[Collected data entries]
== == ==
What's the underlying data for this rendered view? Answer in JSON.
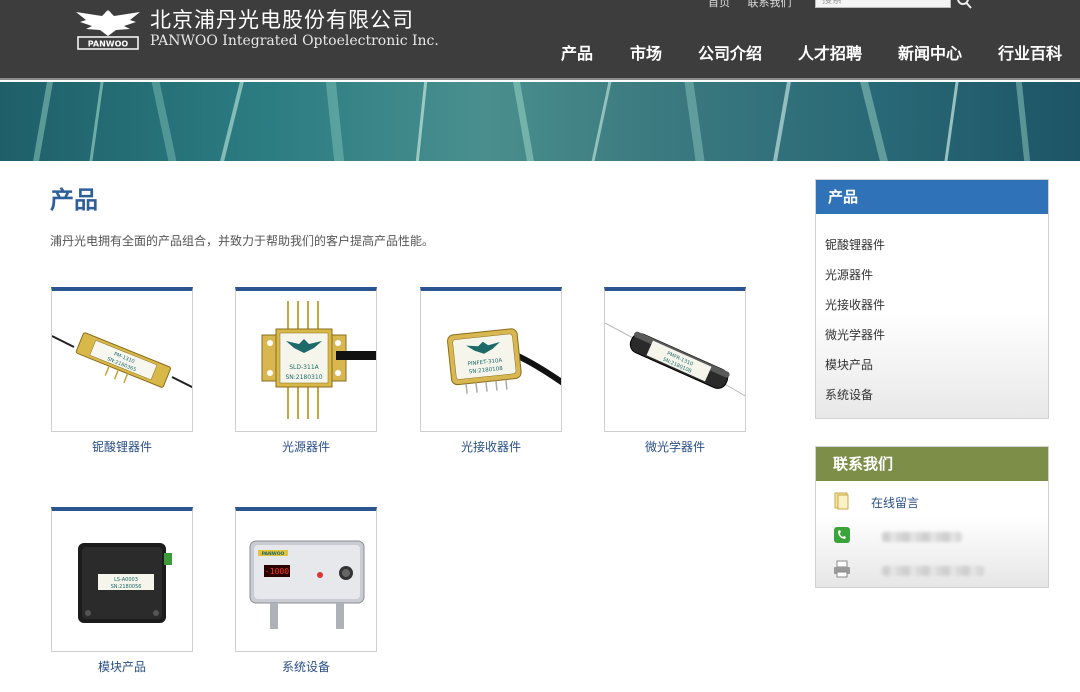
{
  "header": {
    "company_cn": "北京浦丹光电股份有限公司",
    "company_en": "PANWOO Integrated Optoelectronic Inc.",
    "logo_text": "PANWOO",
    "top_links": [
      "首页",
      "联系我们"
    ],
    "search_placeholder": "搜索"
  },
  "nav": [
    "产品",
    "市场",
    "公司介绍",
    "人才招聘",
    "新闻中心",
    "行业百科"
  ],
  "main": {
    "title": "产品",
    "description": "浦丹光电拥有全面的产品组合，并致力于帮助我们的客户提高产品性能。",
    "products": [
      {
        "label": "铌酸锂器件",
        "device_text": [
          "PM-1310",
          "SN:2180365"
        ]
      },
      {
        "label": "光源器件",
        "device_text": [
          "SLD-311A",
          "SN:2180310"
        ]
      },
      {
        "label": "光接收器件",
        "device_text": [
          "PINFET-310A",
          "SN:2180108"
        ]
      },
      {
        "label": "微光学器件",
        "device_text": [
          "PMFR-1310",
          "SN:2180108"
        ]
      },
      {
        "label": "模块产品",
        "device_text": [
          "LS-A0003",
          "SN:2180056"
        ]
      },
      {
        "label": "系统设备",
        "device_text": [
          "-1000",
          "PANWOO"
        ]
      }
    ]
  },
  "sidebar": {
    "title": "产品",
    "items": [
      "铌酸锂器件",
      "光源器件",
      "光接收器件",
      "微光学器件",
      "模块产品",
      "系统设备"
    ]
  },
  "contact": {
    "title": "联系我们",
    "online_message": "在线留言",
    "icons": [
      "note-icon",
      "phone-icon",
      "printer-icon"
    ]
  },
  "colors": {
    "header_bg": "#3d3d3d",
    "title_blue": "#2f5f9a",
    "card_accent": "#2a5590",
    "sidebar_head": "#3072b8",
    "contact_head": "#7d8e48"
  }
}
== == ==
Write out the records above exactly as they appear, leaving out any pictures.

Correct result ::
What's the underlying data for this rendered view? Answer in JSON.
{
  "header": {
    "company_cn": "北京浦丹光电股份有限公司",
    "company_en": "PANWOO Integrated Optoelectronic Inc.",
    "logo_text": "PANWOO",
    "top_links": [
      "首页",
      "联系我们"
    ],
    "search_placeholder": "搜索"
  },
  "nav": [
    "产品",
    "市场",
    "公司介绍",
    "人才招聘",
    "新闻中心",
    "行业百科"
  ],
  "main": {
    "title": "产品",
    "description": "浦丹光电拥有全面的产品组合，并致力于帮助我们的客户提高产品性能。",
    "products": [
      {
        "label": "铌酸锂器件",
        "device_text": [
          "PM-1310",
          "SN:2180365"
        ]
      },
      {
        "label": "光源器件",
        "device_text": [
          "SLD-311A",
          "SN:2180310"
        ]
      },
      {
        "label": "光接收器件",
        "device_text": [
          "PINFET-310A",
          "SN:2180108"
        ]
      },
      {
        "label": "微光学器件",
        "device_text": [
          "PMFR-1310",
          "SN:2180108"
        ]
      },
      {
        "label": "模块产品",
        "device_text": [
          "LS-A0003",
          "SN:2180056"
        ]
      },
      {
        "label": "系统设备",
        "device_text": [
          "-1000",
          "PANWOO"
        ]
      }
    ]
  },
  "sidebar": {
    "title": "产品",
    "items": [
      "铌酸锂器件",
      "光源器件",
      "光接收器件",
      "微光学器件",
      "模块产品",
      "系统设备"
    ]
  },
  "contact": {
    "title": "联系我们",
    "online_message": "在线留言",
    "icons": [
      "note-icon",
      "phone-icon",
      "printer-icon"
    ]
  },
  "colors": {
    "header_bg": "#3d3d3d",
    "title_blue": "#2f5f9a",
    "card_accent": "#2a5590",
    "sidebar_head": "#3072b8",
    "contact_head": "#7d8e48"
  }
}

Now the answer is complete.